**Direction:**
The entries below should be output exactly as written.
++++++++
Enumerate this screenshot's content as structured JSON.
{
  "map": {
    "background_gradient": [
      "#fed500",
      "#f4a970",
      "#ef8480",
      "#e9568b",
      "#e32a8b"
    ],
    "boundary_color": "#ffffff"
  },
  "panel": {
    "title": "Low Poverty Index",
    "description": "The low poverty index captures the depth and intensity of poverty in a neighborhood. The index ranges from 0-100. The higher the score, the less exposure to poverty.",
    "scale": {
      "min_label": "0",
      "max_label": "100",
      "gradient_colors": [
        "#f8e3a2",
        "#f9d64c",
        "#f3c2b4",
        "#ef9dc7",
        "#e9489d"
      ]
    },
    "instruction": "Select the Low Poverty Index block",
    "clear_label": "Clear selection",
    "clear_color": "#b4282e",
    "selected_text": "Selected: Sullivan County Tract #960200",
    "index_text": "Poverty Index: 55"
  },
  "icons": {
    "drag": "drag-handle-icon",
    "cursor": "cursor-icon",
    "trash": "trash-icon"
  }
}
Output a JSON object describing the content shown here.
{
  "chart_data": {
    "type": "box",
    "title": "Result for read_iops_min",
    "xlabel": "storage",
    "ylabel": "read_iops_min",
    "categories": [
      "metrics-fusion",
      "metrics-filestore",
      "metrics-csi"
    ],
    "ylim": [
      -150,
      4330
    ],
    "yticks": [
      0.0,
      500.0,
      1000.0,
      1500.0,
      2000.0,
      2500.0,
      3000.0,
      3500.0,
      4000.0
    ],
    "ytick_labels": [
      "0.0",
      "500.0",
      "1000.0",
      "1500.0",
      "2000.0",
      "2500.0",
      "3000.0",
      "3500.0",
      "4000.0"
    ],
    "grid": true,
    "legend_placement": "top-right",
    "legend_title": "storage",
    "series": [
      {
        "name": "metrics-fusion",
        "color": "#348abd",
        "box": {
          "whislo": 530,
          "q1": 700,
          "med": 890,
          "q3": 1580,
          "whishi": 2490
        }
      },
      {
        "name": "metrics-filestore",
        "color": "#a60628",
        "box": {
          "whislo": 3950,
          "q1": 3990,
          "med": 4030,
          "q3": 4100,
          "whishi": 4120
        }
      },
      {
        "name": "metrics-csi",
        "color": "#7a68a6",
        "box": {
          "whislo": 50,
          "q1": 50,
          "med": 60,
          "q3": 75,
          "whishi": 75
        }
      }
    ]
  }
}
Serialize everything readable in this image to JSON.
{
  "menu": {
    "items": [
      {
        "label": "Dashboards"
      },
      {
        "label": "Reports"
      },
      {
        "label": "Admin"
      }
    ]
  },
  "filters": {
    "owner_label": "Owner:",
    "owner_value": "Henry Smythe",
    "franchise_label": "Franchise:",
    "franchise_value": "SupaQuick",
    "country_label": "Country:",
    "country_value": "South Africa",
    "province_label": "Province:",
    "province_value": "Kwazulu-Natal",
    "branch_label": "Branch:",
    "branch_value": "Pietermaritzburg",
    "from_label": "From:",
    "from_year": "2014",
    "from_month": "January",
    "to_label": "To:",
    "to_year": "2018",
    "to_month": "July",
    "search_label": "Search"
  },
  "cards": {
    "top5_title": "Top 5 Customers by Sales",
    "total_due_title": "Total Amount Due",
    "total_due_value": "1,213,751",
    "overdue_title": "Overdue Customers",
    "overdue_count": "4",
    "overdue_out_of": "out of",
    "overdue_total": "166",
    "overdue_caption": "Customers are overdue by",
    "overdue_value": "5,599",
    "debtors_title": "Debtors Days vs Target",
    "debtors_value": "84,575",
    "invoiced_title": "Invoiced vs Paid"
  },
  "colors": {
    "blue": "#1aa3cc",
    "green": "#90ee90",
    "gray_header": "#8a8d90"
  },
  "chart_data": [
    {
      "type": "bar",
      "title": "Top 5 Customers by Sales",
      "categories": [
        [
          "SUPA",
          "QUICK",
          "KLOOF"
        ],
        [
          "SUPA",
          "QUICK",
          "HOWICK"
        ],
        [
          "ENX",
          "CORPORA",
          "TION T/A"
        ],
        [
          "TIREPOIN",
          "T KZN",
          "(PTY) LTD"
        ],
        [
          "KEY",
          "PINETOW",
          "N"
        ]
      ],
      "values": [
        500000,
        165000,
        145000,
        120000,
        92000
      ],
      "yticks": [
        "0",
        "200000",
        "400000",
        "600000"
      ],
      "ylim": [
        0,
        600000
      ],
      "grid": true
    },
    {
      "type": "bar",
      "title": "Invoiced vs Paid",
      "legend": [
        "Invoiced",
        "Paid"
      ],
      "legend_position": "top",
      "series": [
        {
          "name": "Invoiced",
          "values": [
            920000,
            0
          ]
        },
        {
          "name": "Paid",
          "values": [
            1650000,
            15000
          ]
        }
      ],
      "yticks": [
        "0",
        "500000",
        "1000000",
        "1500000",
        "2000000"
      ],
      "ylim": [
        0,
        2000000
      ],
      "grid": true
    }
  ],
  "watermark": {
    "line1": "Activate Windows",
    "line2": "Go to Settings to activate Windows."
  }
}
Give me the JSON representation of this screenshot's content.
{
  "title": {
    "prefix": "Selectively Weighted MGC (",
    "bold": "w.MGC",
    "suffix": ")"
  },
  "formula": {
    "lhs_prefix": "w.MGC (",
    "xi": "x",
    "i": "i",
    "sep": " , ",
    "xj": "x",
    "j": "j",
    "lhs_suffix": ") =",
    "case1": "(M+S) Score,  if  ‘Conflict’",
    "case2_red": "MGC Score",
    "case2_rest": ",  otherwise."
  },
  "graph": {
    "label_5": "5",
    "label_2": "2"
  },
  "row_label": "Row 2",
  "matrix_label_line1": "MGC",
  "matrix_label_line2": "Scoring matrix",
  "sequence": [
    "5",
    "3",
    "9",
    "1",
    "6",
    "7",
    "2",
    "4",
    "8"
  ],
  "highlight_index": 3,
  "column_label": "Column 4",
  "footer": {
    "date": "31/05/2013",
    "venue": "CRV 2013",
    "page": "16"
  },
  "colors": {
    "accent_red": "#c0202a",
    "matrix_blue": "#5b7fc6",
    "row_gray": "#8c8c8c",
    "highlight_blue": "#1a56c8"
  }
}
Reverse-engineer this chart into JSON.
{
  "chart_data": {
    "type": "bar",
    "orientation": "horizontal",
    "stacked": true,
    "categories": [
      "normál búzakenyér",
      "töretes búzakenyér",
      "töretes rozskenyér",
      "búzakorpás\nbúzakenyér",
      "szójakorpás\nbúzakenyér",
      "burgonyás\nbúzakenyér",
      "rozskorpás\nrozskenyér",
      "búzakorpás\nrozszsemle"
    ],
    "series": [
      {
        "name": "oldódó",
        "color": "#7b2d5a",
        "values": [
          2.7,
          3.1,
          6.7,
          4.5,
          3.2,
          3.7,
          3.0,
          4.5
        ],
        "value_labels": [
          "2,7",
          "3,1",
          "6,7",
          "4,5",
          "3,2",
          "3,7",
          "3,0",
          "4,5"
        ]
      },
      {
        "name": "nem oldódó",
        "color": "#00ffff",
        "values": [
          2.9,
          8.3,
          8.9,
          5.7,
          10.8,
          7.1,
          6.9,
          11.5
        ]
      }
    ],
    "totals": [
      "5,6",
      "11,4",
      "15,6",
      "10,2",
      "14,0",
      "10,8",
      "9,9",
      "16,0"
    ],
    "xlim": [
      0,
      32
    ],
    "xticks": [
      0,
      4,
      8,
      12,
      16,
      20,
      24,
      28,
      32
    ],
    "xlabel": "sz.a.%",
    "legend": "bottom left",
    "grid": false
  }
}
++++++++
**Task solution:**
Enumerate this screenshot's content as structured JSON.
{
  "map": {
    "background_gradient": [
      "#fed500",
      "#f4a970",
      "#ef8480",
      "#e9568b",
      "#e32a8b"
    ],
    "boundary_color": "#ffffff"
  },
  "panel": {
    "title": "Low Poverty Index",
    "description": "The low poverty index captures the depth and intensity of poverty in a neighborhood. The index ranges from 0-100. The higher the score, the less exposure to poverty.",
    "scale": {
      "min_label": "0",
      "max_label": "100",
      "gradient_colors": [
        "#f8e3a2",
        "#f9d64c",
        "#f3c2b4",
        "#ef9dc7",
        "#e9489d"
      ]
    },
    "instruction": "Select the Low Poverty Index block",
    "clear_label": "Clear selection",
    "clear_color": "#b4282e",
    "selected_text": "Selected: Sullivan County Tract #960200",
    "index_text": "Poverty Index: 55"
  },
  "icons": {
    "drag": "drag-handle-icon",
    "cursor": "cursor-icon",
    "trash": "trash-icon"
  }
}
Output a JSON object describing the content shown here.
{
  "chart_data": {
    "type": "box",
    "title": "Result for read_iops_min",
    "xlabel": "storage",
    "ylabel": "read_iops_min",
    "categories": [
      "metrics-fusion",
      "metrics-filestore",
      "metrics-csi"
    ],
    "ylim": [
      -150,
      4330
    ],
    "yticks": [
      0.0,
      500.0,
      1000.0,
      1500.0,
      2000.0,
      2500.0,
      3000.0,
      3500.0,
      4000.0
    ],
    "ytick_labels": [
      "0.0",
      "500.0",
      "1000.0",
      "1500.0",
      "2000.0",
      "2500.0",
      "3000.0",
      "3500.0",
      "4000.0"
    ],
    "grid": true,
    "legend_placement": "top-right",
    "legend_title": "storage",
    "series": [
      {
        "name": "metrics-fusion",
        "color": "#348abd",
        "box": {
          "whislo": 530,
          "q1": 700,
          "med": 890,
          "q3": 1580,
          "whishi": 2490
        }
      },
      {
        "name": "metrics-filestore",
        "color": "#a60628",
        "box": {
          "whislo": 3950,
          "q1": 3990,
          "med": 4030,
          "q3": 4100,
          "whishi": 4120
        }
      },
      {
        "name": "metrics-csi",
        "color": "#7a68a6",
        "box": {
          "whislo": 50,
          "q1": 50,
          "med": 60,
          "q3": 75,
          "whishi": 75
        }
      }
    ]
  }
}
Serialize everything readable in this image to JSON.
{
  "menu": {
    "items": [
      {
        "label": "Dashboards"
      },
      {
        "label": "Reports"
      },
      {
        "label": "Admin"
      }
    ]
  },
  "filters": {
    "owner_label": "Owner:",
    "owner_value": "Henry Smythe",
    "franchise_label": "Franchise:",
    "franchise_value": "SupaQuick",
    "country_label": "Country:",
    "country_value": "South Africa",
    "province_label": "Province:",
    "province_value": "Kwazulu-Natal",
    "branch_label": "Branch:",
    "branch_value": "Pietermaritzburg",
    "from_label": "From:",
    "from_year": "2014",
    "from_month": "January",
    "to_label": "To:",
    "to_year": "2018",
    "to_month": "July",
    "search_label": "Search"
  },
  "cards": {
    "top5_title": "Top 5 Customers by Sales",
    "total_due_title": "Total Amount Due",
    "total_due_value": "1,213,751",
    "overdue_title": "Overdue Customers",
    "overdue_count": "4",
    "overdue_out_of": "out of",
    "overdue_total": "166",
    "overdue_caption": "Customers are overdue by",
    "overdue_value": "5,599",
    "debtors_title": "Debtors Days vs Target",
    "debtors_value": "84,575",
    "invoiced_title": "Invoiced vs Paid"
  },
  "colors": {
    "blue": "#1aa3cc",
    "green": "#90ee90",
    "gray_header": "#8a8d90"
  },
  "chart_data": [
    {
      "type": "bar",
      "title": "Top 5 Customers by Sales",
      "categories": [
        [
          "SUPA",
          "QUICK",
          "KLOOF"
        ],
        [
          "SUPA",
          "QUICK",
          "HOWICK"
        ],
        [
          "ENX",
          "CORPORA",
          "TION T/A"
        ],
        [
          "TIREPOIN",
          "T KZN",
          "(PTY) LTD"
        ],
        [
          "KEY",
          "PINETOW",
          "N"
        ]
      ],
      "values": [
        500000,
        165000,
        145000,
        120000,
        92000
      ],
      "yticks": [
        "0",
        "200000",
        "400000",
        "600000"
      ],
      "ylim": [
        0,
        600000
      ],
      "grid": true
    },
    {
      "type": "bar",
      "title": "Invoiced vs Paid",
      "legend": [
        "Invoiced",
        "Paid"
      ],
      "legend_position": "top",
      "series": [
        {
          "name": "Invoiced",
          "values": [
            920000,
            0
          ]
        },
        {
          "name": "Paid",
          "values": [
            1650000,
            15000
          ]
        }
      ],
      "yticks": [
        "0",
        "500000",
        "1000000",
        "1500000",
        "2000000"
      ],
      "ylim": [
        0,
        2000000
      ],
      "grid": true
    }
  ],
  "watermark": {
    "line1": "Activate Windows",
    "line2": "Go to Settings to activate Windows."
  }
}
Give me the JSON representation of this screenshot's content.
{
  "title": {
    "prefix": "Selectively Weighted MGC (",
    "bold": "w.MGC",
    "suffix": ")"
  },
  "formula": {
    "lhs_prefix": "w.MGC (",
    "xi": "x",
    "i": "i",
    "sep": " , ",
    "xj": "x",
    "j": "j",
    "lhs_suffix": ") =",
    "case1": "(M+S) Score,  if  ‘Conflict’",
    "case2_red": "MGC Score",
    "case2_rest": ",  otherwise."
  },
  "graph": {
    "label_5": "5",
    "label_2": "2"
  },
  "row_label": "Row 2",
  "matrix_label_line1": "MGC",
  "matrix_label_line2": "Scoring matrix",
  "sequence": [
    "5",
    "3",
    "9",
    "1",
    "6",
    "7",
    "2",
    "4",
    "8"
  ],
  "highlight_index": 3,
  "column_label": "Column 4",
  "footer": {
    "date": "31/05/2013",
    "venue": "CRV 2013",
    "page": "16"
  },
  "colors": {
    "accent_red": "#c0202a",
    "matrix_blue": "#5b7fc6",
    "row_gray": "#8c8c8c",
    "highlight_blue": "#1a56c8"
  }
}
Reverse-engineer this chart into JSON.
{
  "chart_data": {
    "type": "bar",
    "orientation": "horizontal",
    "stacked": true,
    "categories": [
      "normál búzakenyér",
      "töretes búzakenyér",
      "töretes rozskenyér",
      "búzakorpás\nbúzakenyér",
      "szójakorpás\nbúzakenyér",
      "burgonyás\nbúzakenyér",
      "rozskorpás\nrozskenyér",
      "búzakorpás\nrozszsemle"
    ],
    "series": [
      {
        "name": "oldódó",
        "color": "#7b2d5a",
        "values": [
          2.7,
          3.1,
          6.7,
          4.5,
          3.2,
          3.7,
          3.0,
          4.5
        ],
        "value_labels": [
          "2,7",
          "3,1",
          "6,7",
          "4,5",
          "3,2",
          "3,7",
          "3,0",
          "4,5"
        ]
      },
      {
        "name": "nem oldódó",
        "color": "#00ffff",
        "values": [
          2.9,
          8.3,
          8.9,
          5.7,
          10.8,
          7.1,
          6.9,
          11.5
        ]
      }
    ],
    "totals": [
      "5,6",
      "11,4",
      "15,6",
      "10,2",
      "14,0",
      "10,8",
      "9,9",
      "16,0"
    ],
    "xlim": [
      0,
      32
    ],
    "xticks": [
      0,
      4,
      8,
      12,
      16,
      20,
      24,
      28,
      32
    ],
    "xlabel": "sz.a.%",
    "legend": "bottom left",
    "grid": false
  }
}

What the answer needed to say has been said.